**GIVEN RECORDS**.
------------------------------------------------------------

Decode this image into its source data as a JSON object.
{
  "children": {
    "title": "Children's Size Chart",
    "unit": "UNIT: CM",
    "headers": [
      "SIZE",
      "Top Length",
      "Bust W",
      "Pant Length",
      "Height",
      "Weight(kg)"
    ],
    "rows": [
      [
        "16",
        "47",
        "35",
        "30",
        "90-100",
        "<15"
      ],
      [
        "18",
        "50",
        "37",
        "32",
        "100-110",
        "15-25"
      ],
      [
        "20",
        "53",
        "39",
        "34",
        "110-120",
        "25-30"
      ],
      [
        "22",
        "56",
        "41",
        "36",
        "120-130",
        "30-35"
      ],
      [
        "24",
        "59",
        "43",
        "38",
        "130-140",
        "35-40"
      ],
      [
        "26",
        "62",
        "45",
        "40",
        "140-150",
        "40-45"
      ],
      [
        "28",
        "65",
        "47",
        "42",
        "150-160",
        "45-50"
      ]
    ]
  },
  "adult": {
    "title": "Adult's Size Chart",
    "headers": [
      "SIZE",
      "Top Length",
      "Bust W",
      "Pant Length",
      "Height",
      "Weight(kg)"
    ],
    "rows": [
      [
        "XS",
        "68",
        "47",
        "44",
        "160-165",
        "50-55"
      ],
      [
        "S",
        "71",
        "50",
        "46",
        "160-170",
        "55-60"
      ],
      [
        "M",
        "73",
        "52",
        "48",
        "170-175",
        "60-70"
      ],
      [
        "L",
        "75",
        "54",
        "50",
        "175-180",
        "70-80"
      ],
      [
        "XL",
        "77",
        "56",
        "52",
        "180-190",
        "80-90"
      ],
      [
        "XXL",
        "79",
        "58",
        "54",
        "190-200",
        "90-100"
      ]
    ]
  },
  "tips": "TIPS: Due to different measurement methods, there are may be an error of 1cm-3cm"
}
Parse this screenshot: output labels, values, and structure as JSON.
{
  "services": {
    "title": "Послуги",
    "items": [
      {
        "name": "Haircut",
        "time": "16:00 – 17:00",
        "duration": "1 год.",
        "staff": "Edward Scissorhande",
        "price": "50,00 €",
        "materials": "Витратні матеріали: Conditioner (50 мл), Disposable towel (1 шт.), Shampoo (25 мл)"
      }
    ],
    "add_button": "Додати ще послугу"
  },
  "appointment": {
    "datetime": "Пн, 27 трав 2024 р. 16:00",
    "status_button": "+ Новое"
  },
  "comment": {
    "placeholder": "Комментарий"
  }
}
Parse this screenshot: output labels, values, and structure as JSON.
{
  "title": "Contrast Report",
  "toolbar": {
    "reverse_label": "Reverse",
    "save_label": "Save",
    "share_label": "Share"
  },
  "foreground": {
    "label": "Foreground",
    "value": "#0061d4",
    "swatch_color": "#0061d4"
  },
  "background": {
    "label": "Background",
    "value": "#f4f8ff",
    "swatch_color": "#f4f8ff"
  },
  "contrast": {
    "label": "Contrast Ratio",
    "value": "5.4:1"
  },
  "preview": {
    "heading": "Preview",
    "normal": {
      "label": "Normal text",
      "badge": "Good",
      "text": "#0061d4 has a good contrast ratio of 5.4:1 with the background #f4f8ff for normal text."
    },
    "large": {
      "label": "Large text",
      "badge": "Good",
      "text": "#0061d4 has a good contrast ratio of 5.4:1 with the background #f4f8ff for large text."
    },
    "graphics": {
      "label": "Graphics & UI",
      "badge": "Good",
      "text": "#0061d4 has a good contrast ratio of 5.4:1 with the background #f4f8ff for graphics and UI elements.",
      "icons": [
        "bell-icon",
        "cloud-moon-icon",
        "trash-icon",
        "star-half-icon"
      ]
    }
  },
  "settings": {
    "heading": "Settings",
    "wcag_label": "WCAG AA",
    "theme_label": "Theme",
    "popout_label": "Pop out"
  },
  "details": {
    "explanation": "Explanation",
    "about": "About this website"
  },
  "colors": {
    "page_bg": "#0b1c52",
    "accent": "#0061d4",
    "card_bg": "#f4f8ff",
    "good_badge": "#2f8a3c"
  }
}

------------------------------------------------------------

**DIRECTIONS**. Write the listing out again, exactly as it reads.

**SOLUTION TO THIS TASK**.
Decode this image into its source data as a JSON object.
{
  "children": {
    "title": "Children's Size Chart",
    "unit": "UNIT: CM",
    "headers": [
      "SIZE",
      "Top Length",
      "Bust W",
      "Pant Length",
      "Height",
      "Weight(kg)"
    ],
    "rows": [
      [
        "16",
        "47",
        "35",
        "30",
        "90-100",
        "<15"
      ],
      [
        "18",
        "50",
        "37",
        "32",
        "100-110",
        "15-25"
      ],
      [
        "20",
        "53",
        "39",
        "34",
        "110-120",
        "25-30"
      ],
      [
        "22",
        "56",
        "41",
        "36",
        "120-130",
        "30-35"
      ],
      [
        "24",
        "59",
        "43",
        "38",
        "130-140",
        "35-40"
      ],
      [
        "26",
        "62",
        "45",
        "40",
        "140-150",
        "40-45"
      ],
      [
        "28",
        "65",
        "47",
        "42",
        "150-160",
        "45-50"
      ]
    ]
  },
  "adult": {
    "title": "Adult's Size Chart",
    "headers": [
      "SIZE",
      "Top Length",
      "Bust W",
      "Pant Length",
      "Height",
      "Weight(kg)"
    ],
    "rows": [
      [
        "XS",
        "68",
        "47",
        "44",
        "160-165",
        "50-55"
      ],
      [
        "S",
        "71",
        "50",
        "46",
        "160-170",
        "55-60"
      ],
      [
        "M",
        "73",
        "52",
        "48",
        "170-175",
        "60-70"
      ],
      [
        "L",
        "75",
        "54",
        "50",
        "175-180",
        "70-80"
      ],
      [
        "XL",
        "77",
        "56",
        "52",
        "180-190",
        "80-90"
      ],
      [
        "XXL",
        "79",
        "58",
        "54",
        "190-200",
        "90-100"
      ]
    ]
  },
  "tips": "TIPS: Due to different measurement methods, there are may be an error of 1cm-3cm"
}
Parse this screenshot: output labels, values, and structure as JSON.
{
  "services": {
    "title": "Послуги",
    "items": [
      {
        "name": "Haircut",
        "time": "16:00 – 17:00",
        "duration": "1 год.",
        "staff": "Edward Scissorhande",
        "price": "50,00 €",
        "materials": "Витратні матеріали: Conditioner (50 мл), Disposable towel (1 шт.), Shampoo (25 мл)"
      }
    ],
    "add_button": "Додати ще послугу"
  },
  "appointment": {
    "datetime": "Пн, 27 трав 2024 р. 16:00",
    "status_button": "+ Новое"
  },
  "comment": {
    "placeholder": "Комментарий"
  }
}
Parse this screenshot: output labels, values, and structure as JSON.
{
  "title": "Contrast Report",
  "toolbar": {
    "reverse_label": "Reverse",
    "save_label": "Save",
    "share_label": "Share"
  },
  "foreground": {
    "label": "Foreground",
    "value": "#0061d4",
    "swatch_color": "#0061d4"
  },
  "background": {
    "label": "Background",
    "value": "#f4f8ff",
    "swatch_color": "#f4f8ff"
  },
  "contrast": {
    "label": "Contrast Ratio",
    "value": "5.4:1"
  },
  "preview": {
    "heading": "Preview",
    "normal": {
      "label": "Normal text",
      "badge": "Good",
      "text": "#0061d4 has a good contrast ratio of 5.4:1 with the background #f4f8ff for normal text."
    },
    "large": {
      "label": "Large text",
      "badge": "Good",
      "text": "#0061d4 has a good contrast ratio of 5.4:1 with the background #f4f8ff for large text."
    },
    "graphics": {
      "label": "Graphics & UI",
      "badge": "Good",
      "text": "#0061d4 has a good contrast ratio of 5.4:1 with the background #f4f8ff for graphics and UI elements.",
      "icons": [
        "bell-icon",
        "cloud-moon-icon",
        "trash-icon",
        "star-half-icon"
      ]
    }
  },
  "settings": {
    "heading": "Settings",
    "wcag_label": "WCAG AA",
    "theme_label": "Theme",
    "popout_label": "Pop out"
  },
  "details": {
    "explanation": "Explanation",
    "about": "About this website"
  },
  "colors": {
    "page_bg": "#0b1c52",
    "accent": "#0061d4",
    "card_bg": "#f4f8ff",
    "good_badge": "#2f8a3c"
  }
}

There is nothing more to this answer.